▶ [Objective] Repeat the entire listing exactly.

▶ [Exercise material]
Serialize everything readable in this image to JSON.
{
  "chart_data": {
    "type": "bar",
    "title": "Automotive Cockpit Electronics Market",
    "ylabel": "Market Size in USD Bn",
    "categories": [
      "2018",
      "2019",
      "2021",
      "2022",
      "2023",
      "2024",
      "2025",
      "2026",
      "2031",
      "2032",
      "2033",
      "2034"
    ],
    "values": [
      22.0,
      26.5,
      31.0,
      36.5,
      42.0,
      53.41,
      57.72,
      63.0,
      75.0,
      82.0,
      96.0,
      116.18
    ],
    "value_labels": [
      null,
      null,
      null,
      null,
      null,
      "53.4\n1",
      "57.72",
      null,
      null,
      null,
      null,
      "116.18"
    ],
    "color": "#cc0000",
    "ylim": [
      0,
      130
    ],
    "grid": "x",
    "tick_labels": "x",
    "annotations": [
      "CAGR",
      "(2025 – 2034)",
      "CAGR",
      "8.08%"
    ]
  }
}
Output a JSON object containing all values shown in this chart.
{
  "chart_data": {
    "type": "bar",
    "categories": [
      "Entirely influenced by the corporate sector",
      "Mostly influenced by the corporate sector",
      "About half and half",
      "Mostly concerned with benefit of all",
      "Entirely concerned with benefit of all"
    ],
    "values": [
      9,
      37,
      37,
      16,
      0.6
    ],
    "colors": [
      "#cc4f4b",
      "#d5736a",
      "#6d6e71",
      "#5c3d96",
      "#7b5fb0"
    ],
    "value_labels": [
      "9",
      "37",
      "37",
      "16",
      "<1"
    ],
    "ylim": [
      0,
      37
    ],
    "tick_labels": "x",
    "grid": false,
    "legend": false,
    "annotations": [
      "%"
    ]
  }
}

▶ [Solution to this task]
Serialize everything readable in this image to JSON.
{
  "chart_data": {
    "type": "bar",
    "title": "Automotive Cockpit Electronics Market",
    "ylabel": "Market Size in USD Bn",
    "categories": [
      "2018",
      "2019",
      "2021",
      "2022",
      "2023",
      "2024",
      "2025",
      "2026",
      "2031",
      "2032",
      "2033",
      "2034"
    ],
    "values": [
      22.0,
      26.5,
      31.0,
      36.5,
      42.0,
      53.41,
      57.72,
      63.0,
      75.0,
      82.0,
      96.0,
      116.18
    ],
    "value_labels": [
      null,
      null,
      null,
      null,
      null,
      "53.4\n1",
      "57.72",
      null,
      null,
      null,
      null,
      "116.18"
    ],
    "color": "#cc0000",
    "ylim": [
      0,
      130
    ],
    "grid": "x",
    "tick_labels": "x",
    "annotations": [
      "CAGR",
      "(2025 – 2034)",
      "CAGR",
      "8.08%"
    ]
  }
}
Output a JSON object containing all values shown in this chart.
{
  "chart_data": {
    "type": "bar",
    "categories": [
      "Entirely influenced by the corporate sector",
      "Mostly influenced by the corporate sector",
      "About half and half",
      "Mostly concerned with benefit of all",
      "Entirely concerned with benefit of all"
    ],
    "values": [
      9,
      37,
      37,
      16,
      0.6
    ],
    "colors": [
      "#cc4f4b",
      "#d5736a",
      "#6d6e71",
      "#5c3d96",
      "#7b5fb0"
    ],
    "value_labels": [
      "9",
      "37",
      "37",
      "16",
      "<1"
    ],
    "ylim": [
      0,
      37
    ],
    "tick_labels": "x",
    "grid": false,
    "legend": false,
    "annotations": [
      "%"
    ]
  }
}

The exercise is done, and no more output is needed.